*Entries from a dataset*:
========================================

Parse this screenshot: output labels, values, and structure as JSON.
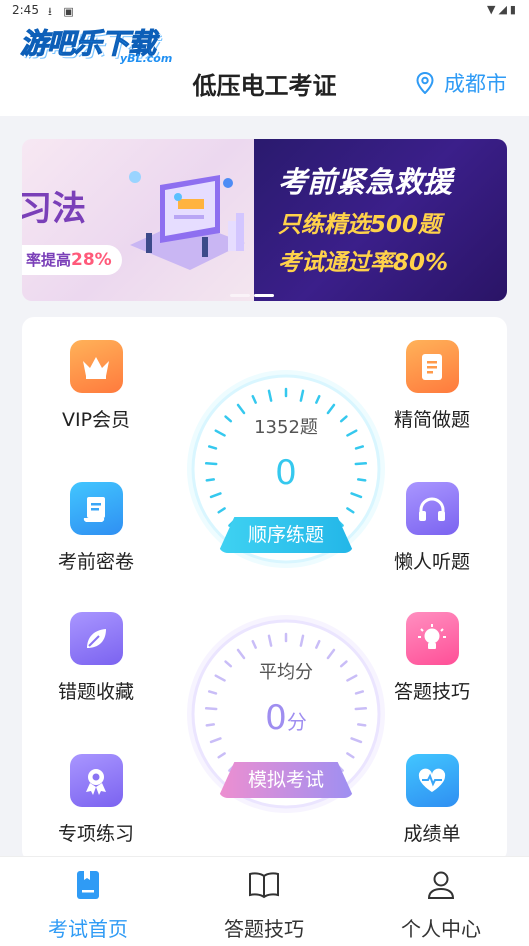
{
  "status_bar": {
    "time": "2:45"
  },
  "header": {
    "logo_text": "游吧乐下载",
    "logo_sub": "yBL.com",
    "title": "低压电工考证",
    "city": "成都市"
  },
  "banner": {
    "left_big": "习法",
    "left_pill_prefix": "率提高",
    "left_pill_value": "28%",
    "right_line1": "考前紧急救援",
    "right_line2": "只练精选500题",
    "right_line3": "考试通过率80%"
  },
  "features": {
    "vip": "VIP会员",
    "simple": "精简做题",
    "secret": "考前密卷",
    "listen": "懒人听题",
    "wrong": "错题收藏",
    "tips": "答题技巧",
    "special": "专项练习",
    "report": "成绩单"
  },
  "dial_practice": {
    "count": "1352题",
    "value": "0",
    "button": "顺序练题"
  },
  "dial_exam": {
    "label": "平均分",
    "value": "0",
    "unit": "分",
    "button": "模拟考试"
  },
  "tabs": {
    "home": "考试首页",
    "tips": "答题技巧",
    "profile": "个人中心"
  },
  "colors": {
    "accent": "#2f9bf5",
    "practice_dial": "#35c8ee",
    "exam_dial": "#9f8ef0"
  }
}
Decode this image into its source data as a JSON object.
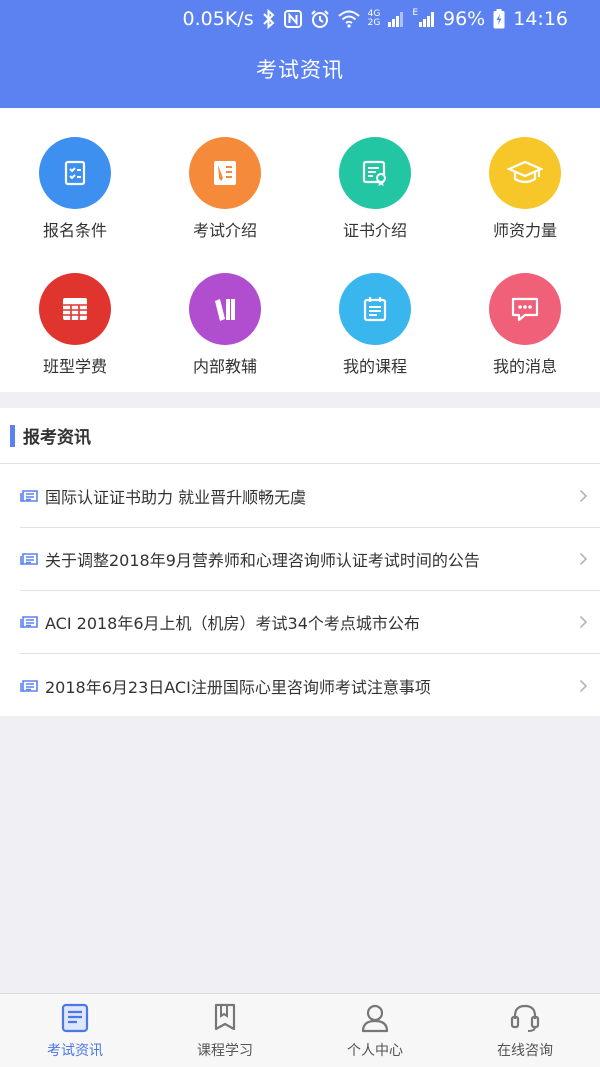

========================================

*Written problem*: Set down the material exactly, every line of it, except for the pictures.

*Task response*:
Parse this screenshot: output labels, values, and structure as JSON.
{
  "status_bar": {
    "time": "2:45"
  },
  "header": {
    "logo_text": "游吧乐下载",
    "logo_sub": "yBL.com",
    "title": "低压电工考证",
    "city": "成都市"
  },
  "banner": {
    "left_big": "习法",
    "left_pill_prefix": "率提高",
    "left_pill_value": "28%",
    "right_line1": "考前紧急救援",
    "right_line2": "只练精选500题",
    "right_line3": "考试通过率80%"
  },
  "features": {
    "vip": "VIP会员",
    "simple": "精简做题",
    "secret": "考前密卷",
    "listen": "懒人听题",
    "wrong": "错题收藏",
    "tips": "答题技巧",
    "special": "专项练习",
    "report": "成绩单"
  },
  "dial_practice": {
    "count": "1352题",
    "value": "0",
    "button": "顺序练题"
  },
  "dial_exam": {
    "label": "平均分",
    "value": "0",
    "unit": "分",
    "button": "模拟考试"
  },
  "tabs": {
    "home": "考试首页",
    "tips": "答题技巧",
    "profile": "个人中心"
  },
  "colors": {
    "accent": "#2f9bf5",
    "practice_dial": "#35c8ee",
    "exam_dial": "#9f8ef0"
  }
}
Decode this image into its source data as a JSON object.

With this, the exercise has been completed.